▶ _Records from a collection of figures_
§ §
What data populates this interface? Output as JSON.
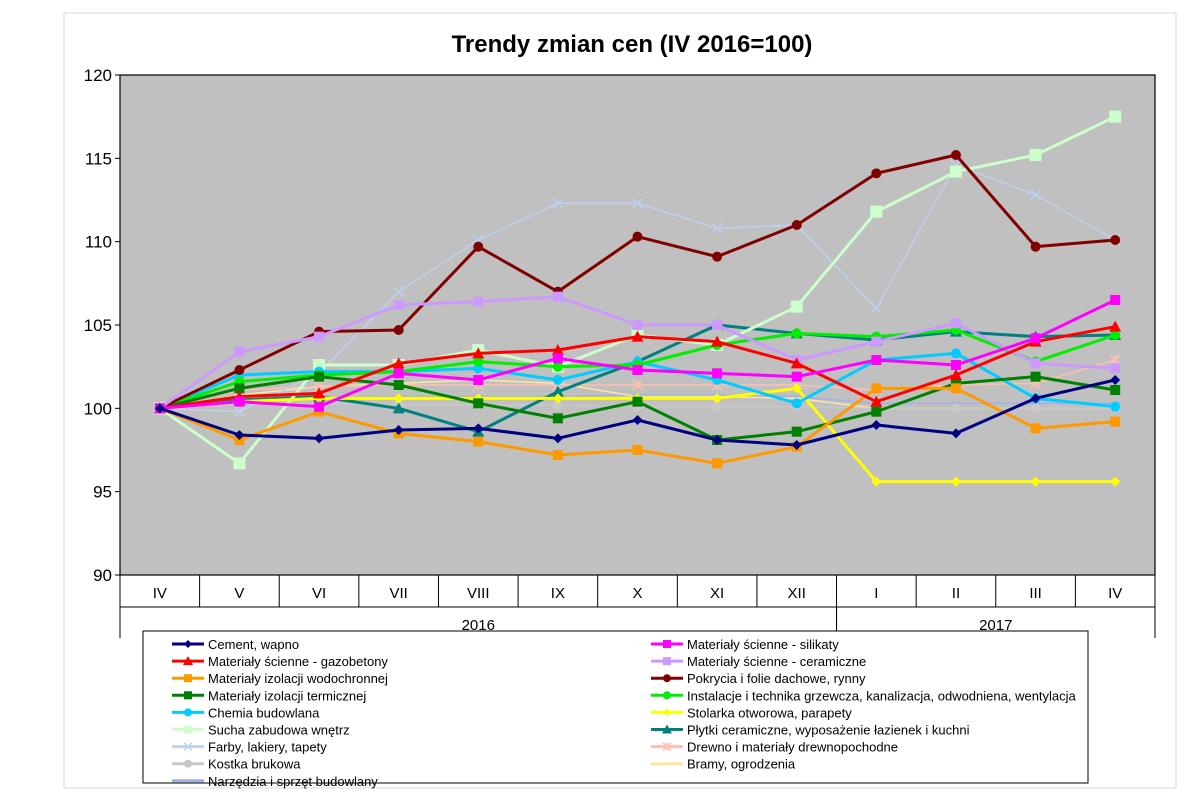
{
  "chart_data": {
    "type": "line",
    "title": "Trendy zmian cen (IV 2016=100)",
    "categories": [
      "IV",
      "V",
      "VI",
      "VII",
      "VIII",
      "IX",
      "X",
      "XI",
      "XII",
      "I",
      "II",
      "III",
      "IV"
    ],
    "year_groups": [
      {
        "label": "2016",
        "from": 0,
        "to": 8
      },
      {
        "label": "2017",
        "from": 9,
        "to": 12
      }
    ],
    "ylim": [
      90,
      120
    ],
    "yticks": [
      90,
      95,
      100,
      105,
      110,
      115,
      120
    ],
    "grid": false,
    "legend_position": "bottom",
    "plot_background": "#c0c0c0",
    "series": [
      {
        "name": "Cement, wapno",
        "color": "#000080",
        "marker": "diamond",
        "values": [
          100,
          98.4,
          98.2,
          98.7,
          98.8,
          98.2,
          99.3,
          98.1,
          97.8,
          99.0,
          98.5,
          100.6,
          101.7
        ]
      },
      {
        "name": "Materiały ścienne - silikaty",
        "color": "#ff00ff",
        "marker": "square",
        "values": [
          100,
          100.4,
          100.1,
          102.1,
          101.7,
          103.0,
          102.3,
          102.1,
          101.9,
          102.9,
          102.6,
          104.2,
          106.5
        ]
      },
      {
        "name": "Materiały ścienne - gazobetony",
        "color": "#ff0000",
        "marker": "triangle",
        "values": [
          100,
          100.7,
          100.9,
          102.7,
          103.3,
          103.5,
          104.3,
          104.0,
          102.7,
          100.4,
          102.0,
          104.0,
          104.9
        ]
      },
      {
        "name": "Materiały ścienne - ceramiczne",
        "color": "#cc99ff",
        "marker": "square",
        "values": [
          100,
          103.4,
          104.3,
          106.2,
          106.4,
          106.7,
          105.0,
          105.0,
          102.9,
          104.0,
          105.1,
          102.7,
          102.4
        ]
      },
      {
        "name": "Materiały izolacji wodochronnej",
        "color": "#ff9900",
        "marker": "square",
        "values": [
          100,
          98.1,
          99.8,
          98.5,
          98.0,
          97.2,
          97.5,
          96.7,
          97.7,
          101.2,
          101.2,
          98.8,
          99.2
        ]
      },
      {
        "name": "Pokrycia i folie dachowe, rynny",
        "color": "#800000",
        "marker": "circle",
        "values": [
          100,
          102.3,
          104.6,
          104.7,
          109.7,
          107.0,
          110.3,
          109.1,
          111.0,
          114.1,
          115.2,
          109.7,
          110.1
        ]
      },
      {
        "name": "Materiały izolacji termicznej",
        "color": "#008000",
        "marker": "square",
        "values": [
          100,
          101.2,
          101.9,
          101.4,
          100.3,
          99.4,
          100.4,
          98.1,
          98.6,
          99.8,
          101.5,
          101.9,
          101.1
        ]
      },
      {
        "name": "Instalacje i technika grzewcza, kanalizacja, odwodniena, wentylacja",
        "color": "#00ee00",
        "marker": "circle",
        "values": [
          100,
          101.6,
          102.0,
          102.2,
          102.8,
          102.5,
          102.6,
          103.8,
          104.5,
          104.3,
          104.7,
          102.8,
          104.4
        ]
      },
      {
        "name": "Chemia budowlana",
        "color": "#00ccff",
        "marker": "circle",
        "values": [
          100,
          102.0,
          102.2,
          102.2,
          102.4,
          101.7,
          102.8,
          101.7,
          100.3,
          102.9,
          103.3,
          100.6,
          100.1
        ]
      },
      {
        "name": "Stolarka otworowa, parapety",
        "color": "#ffff00",
        "marker": "diamond",
        "values": [
          100,
          100.4,
          100.6,
          100.6,
          100.6,
          100.6,
          100.6,
          100.6,
          101.2,
          95.6,
          95.6,
          95.6,
          95.6
        ]
      },
      {
        "name": "Sucha zabudowa wnętrz",
        "color": "#ccffcc",
        "marker": "square",
        "values": [
          100,
          96.7,
          102.6,
          102.6,
          103.5,
          102.5,
          104.4,
          103.8,
          106.1,
          111.8,
          114.2,
          115.2,
          117.5
        ]
      },
      {
        "name": "Płytki ceramiczne, wyposażenie łazienek i kuchni",
        "color": "#008080",
        "marker": "triangle",
        "values": [
          100,
          100.5,
          100.7,
          100.0,
          98.6,
          101.0,
          102.8,
          105.0,
          104.5,
          104.1,
          104.6,
          104.3,
          104.4
        ]
      },
      {
        "name": "Farby, lakiery, tapety",
        "color": "#c0d0f0",
        "marker": "x",
        "values": [
          100,
          99.8,
          102.1,
          107.0,
          110.1,
          112.3,
          112.3,
          110.8,
          111.0,
          106.0,
          114.6,
          112.8,
          110.1
        ]
      },
      {
        "name": "Drewno i materiały drewnopochodne",
        "color": "#ffc0b0",
        "marker": "star",
        "values": [
          100,
          101.1,
          101.3,
          101.4,
          101.4,
          101.4,
          101.4,
          101.4,
          101.4,
          101.1,
          101.4,
          101.5,
          102.9
        ]
      },
      {
        "name": "Kostka brukowa",
        "color": "#c8c8c8",
        "marker": "circle",
        "values": [
          100,
          100.3,
          100.3,
          100.2,
          100.2,
          100.2,
          100.1,
          100.1,
          100.1,
          100.0,
          100.0,
          100.0,
          100.0
        ]
      },
      {
        "name": "Bramy, ogrodzenia",
        "color": "#ffe6a0",
        "marker": "dash",
        "values": [
          100,
          100.8,
          101.3,
          101.5,
          101.7,
          101.5,
          100.7,
          100.7,
          100.6,
          100.0,
          100.0,
          100.0,
          100.0
        ]
      },
      {
        "name": "Narzędzia i sprzęt budowlany",
        "color": "#a0b0e8",
        "marker": "dash",
        "values": [
          100,
          100.5,
          100.6,
          100.7,
          100.7,
          100.7,
          100.8,
          100.8,
          100.7,
          100.3,
          100.3,
          100.3,
          100.3
        ]
      }
    ]
  }
}
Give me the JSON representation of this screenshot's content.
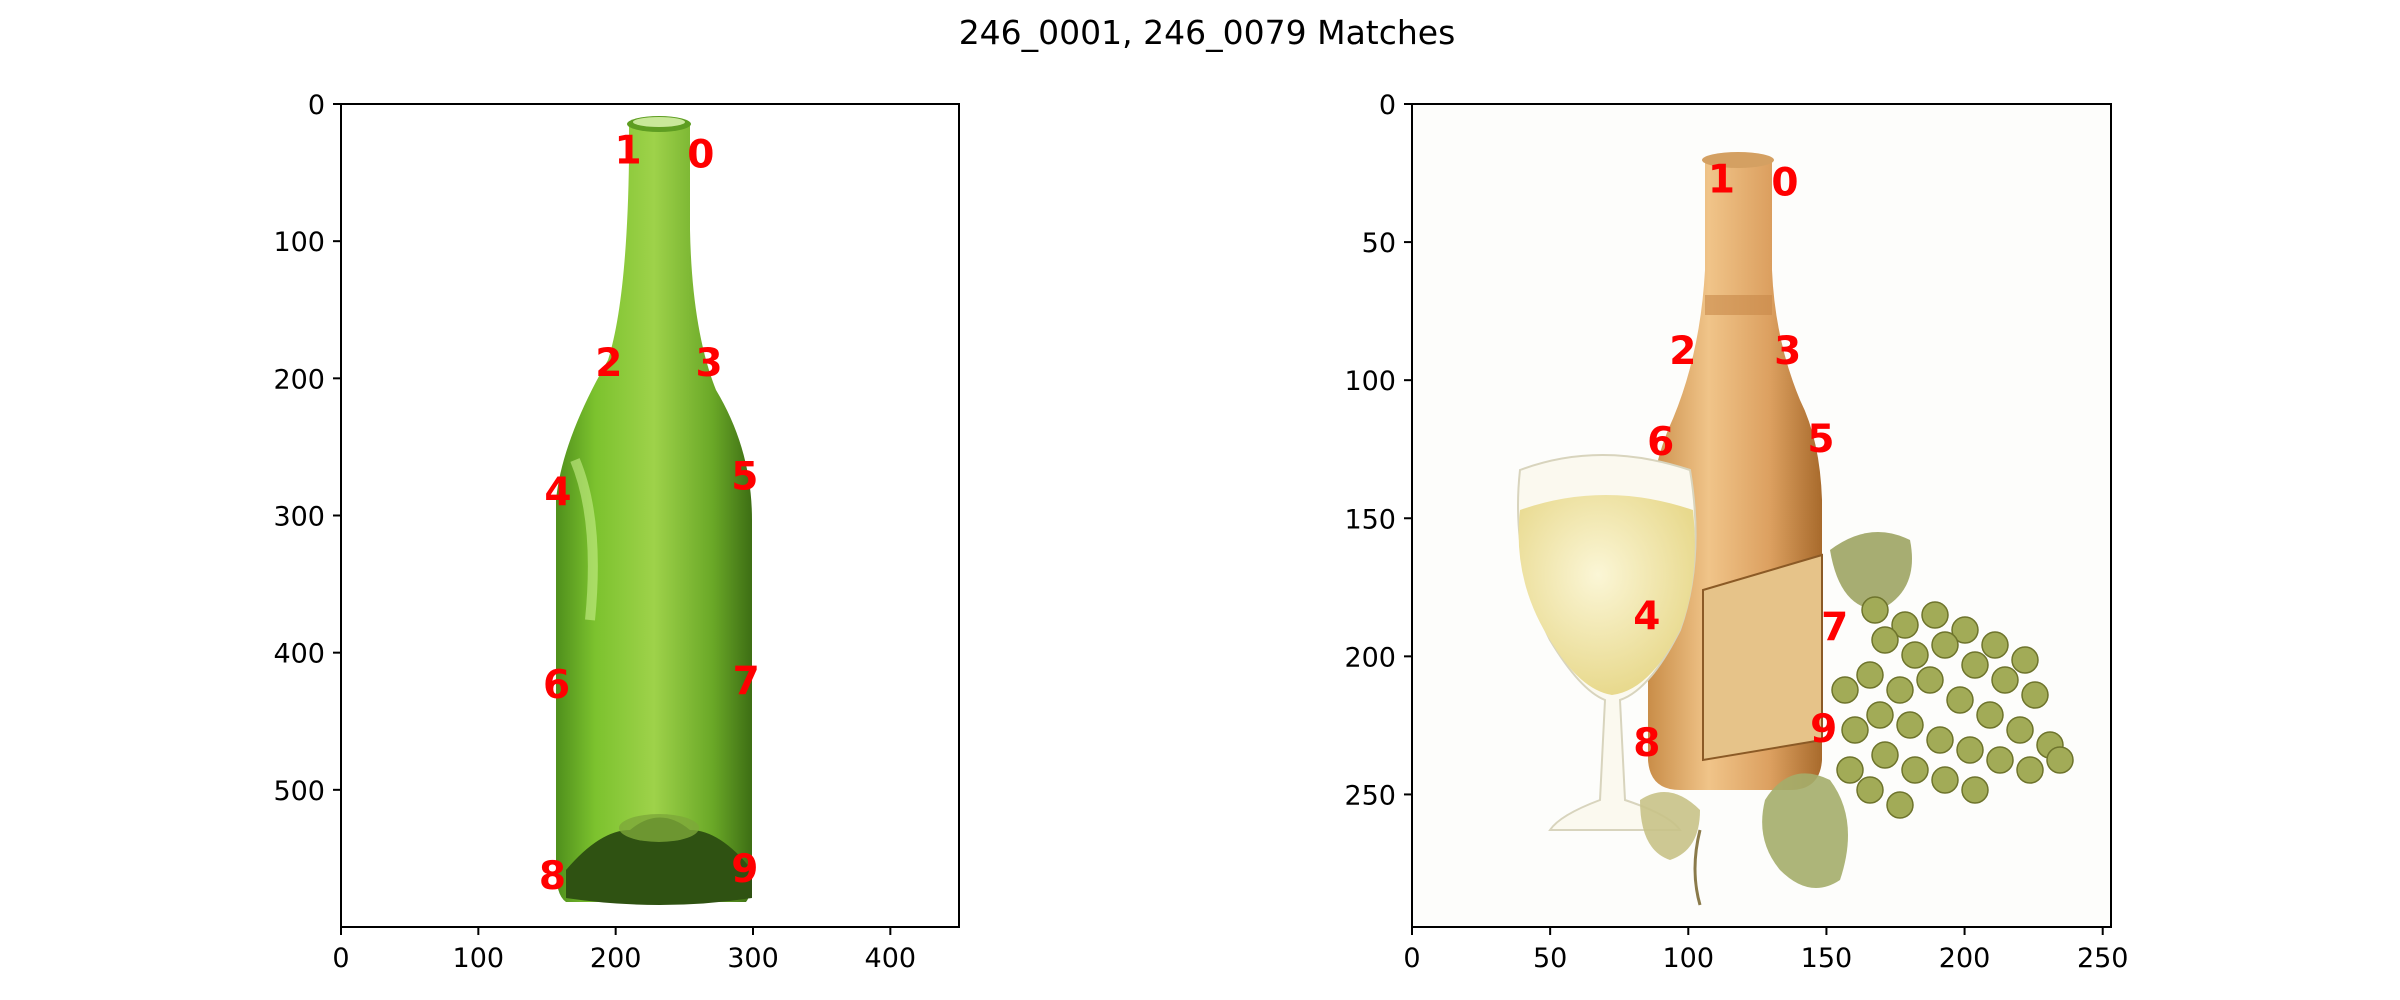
{
  "title": "246_0001, 246_0079 Matches",
  "colors": {
    "keypoint_label": "#ff0000",
    "left_bottle_green": "#6fb52c",
    "right_bottle_amber": "#d9a465",
    "wine_glass": "#f2e7a8",
    "grapes": "#a2ab57",
    "background": "#ffffff"
  },
  "chart_data": [
    {
      "type": "scatter",
      "panel": "left",
      "image": "green-bottle",
      "xlim": [
        0,
        450
      ],
      "ylim": [
        600,
        0
      ],
      "xticks": [
        0,
        100,
        200,
        300,
        400
      ],
      "yticks": [
        0,
        100,
        200,
        300,
        400,
        500
      ],
      "points": [
        {
          "label": "0",
          "x": 262,
          "y": 36
        },
        {
          "label": "1",
          "x": 209,
          "y": 33
        },
        {
          "label": "2",
          "x": 195,
          "y": 188
        },
        {
          "label": "3",
          "x": 268,
          "y": 188
        },
        {
          "label": "4",
          "x": 158,
          "y": 282
        },
        {
          "label": "5",
          "x": 294,
          "y": 271
        },
        {
          "label": "6",
          "x": 157,
          "y": 423
        },
        {
          "label": "7",
          "x": 295,
          "y": 420
        },
        {
          "label": "8",
          "x": 154,
          "y": 562
        },
        {
          "label": "9",
          "x": 294,
          "y": 557
        }
      ]
    },
    {
      "type": "scatter",
      "panel": "right",
      "image": "wine-bottle-glass-grapes",
      "xlim": [
        0,
        253
      ],
      "ylim": [
        298,
        0
      ],
      "xticks": [
        0,
        50,
        100,
        150,
        200,
        250
      ],
      "yticks": [
        0,
        50,
        100,
        150,
        200,
        250
      ],
      "points": [
        {
          "label": "0",
          "x": 135,
          "y": 28
        },
        {
          "label": "1",
          "x": 112,
          "y": 27
        },
        {
          "label": "2",
          "x": 98,
          "y": 89
        },
        {
          "label": "3",
          "x": 136,
          "y": 89
        },
        {
          "label": "4",
          "x": 85,
          "y": 185
        },
        {
          "label": "5",
          "x": 148,
          "y": 121
        },
        {
          "label": "6",
          "x": 90,
          "y": 122
        },
        {
          "label": "7",
          "x": 153,
          "y": 189
        },
        {
          "label": "8",
          "x": 85,
          "y": 231
        },
        {
          "label": "9",
          "x": 149,
          "y": 226
        }
      ]
    }
  ]
}
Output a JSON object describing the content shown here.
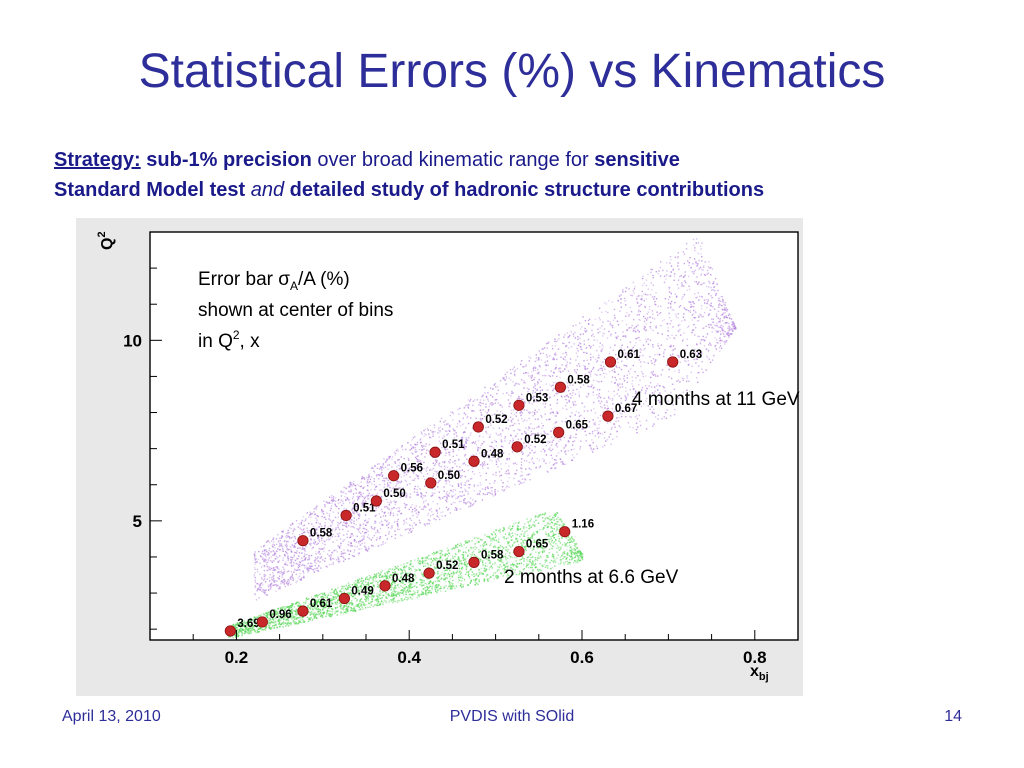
{
  "slide": {
    "title": "Statistical Errors (%) vs Kinematics",
    "strategy": {
      "label": "Strategy:",
      "part1": "sub-1% precision",
      "part2": " over broad kinematic range for ",
      "part3": "sensitive",
      "part4": "Standard Model test ",
      "part5": "and",
      "part6": " detailed study of hadronic structure contributions"
    },
    "footer": {
      "date": "April 13, 2010",
      "center": "PVDIS with SOlid",
      "page": "14"
    }
  },
  "chart_data": {
    "type": "scatter",
    "xlabel_main": "x",
    "xlabel_sub": "bj",
    "ylabel_main": "Q",
    "ylabel_sup": "2",
    "xlim": [
      0.1,
      0.85
    ],
    "ylim": [
      1.7,
      13
    ],
    "xticks": [
      {
        "v": 0.2,
        "label": "0.2"
      },
      {
        "v": 0.4,
        "label": "0.4"
      },
      {
        "v": 0.6,
        "label": "0.6"
      },
      {
        "v": 0.8,
        "label": "0.8"
      }
    ],
    "yticks": [
      {
        "v": 5,
        "label": "5"
      },
      {
        "v": 10,
        "label": "10"
      }
    ],
    "annotation": {
      "line1_a": "Error bar σ",
      "line1_sub": "A",
      "line1_b": "/A (%)",
      "line2": "shown at center of bins",
      "line3_a": "in Q",
      "line3_sup": "2",
      "line3_b": ", x"
    },
    "series": [
      {
        "label": "4 months at 11 GeV",
        "band_color": "#b88ae0",
        "points": [
          {
            "x": 0.277,
            "y": 4.45,
            "label": "0.58"
          },
          {
            "x": 0.327,
            "y": 5.15,
            "label": "0.51"
          },
          {
            "x": 0.362,
            "y": 5.55,
            "label": "0.50"
          },
          {
            "x": 0.382,
            "y": 6.25,
            "label": "0.56"
          },
          {
            "x": 0.425,
            "y": 6.05,
            "label": "0.50"
          },
          {
            "x": 0.43,
            "y": 6.9,
            "label": "0.51"
          },
          {
            "x": 0.475,
            "y": 6.65,
            "label": "0.48"
          },
          {
            "x": 0.48,
            "y": 7.6,
            "label": "0.52"
          },
          {
            "x": 0.525,
            "y": 7.05,
            "label": "0.52"
          },
          {
            "x": 0.527,
            "y": 8.2,
            "label": "0.53"
          },
          {
            "x": 0.573,
            "y": 7.45,
            "label": "0.65"
          },
          {
            "x": 0.575,
            "y": 8.7,
            "label": "0.58"
          },
          {
            "x": 0.63,
            "y": 7.9,
            "label": "0.67"
          },
          {
            "x": 0.633,
            "y": 9.4,
            "label": "0.61"
          },
          {
            "x": 0.705,
            "y": 9.4,
            "label": "0.63"
          }
        ]
      },
      {
        "label": "2 months at 6.6 GeV",
        "band_color": "#5ed85e",
        "points": [
          {
            "x": 0.193,
            "y": 1.95,
            "label": "3.69"
          },
          {
            "x": 0.23,
            "y": 2.2,
            "label": "0.96"
          },
          {
            "x": 0.277,
            "y": 2.5,
            "label": "0.61"
          },
          {
            "x": 0.325,
            "y": 2.85,
            "label": "0.49"
          },
          {
            "x": 0.372,
            "y": 3.2,
            "label": "0.48"
          },
          {
            "x": 0.423,
            "y": 3.55,
            "label": "0.52"
          },
          {
            "x": 0.475,
            "y": 3.85,
            "label": "0.58"
          },
          {
            "x": 0.527,
            "y": 4.15,
            "label": "0.65"
          },
          {
            "x": 0.58,
            "y": 4.7,
            "label": "1.16"
          }
        ]
      }
    ]
  }
}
§ §
▶ _Work required_
Using the records above, copy every line that has the word "months" in it.

▶ _The answer_
        "label": "4 months at 11 GeV",
        "label": "2 months at 6.6 GeV",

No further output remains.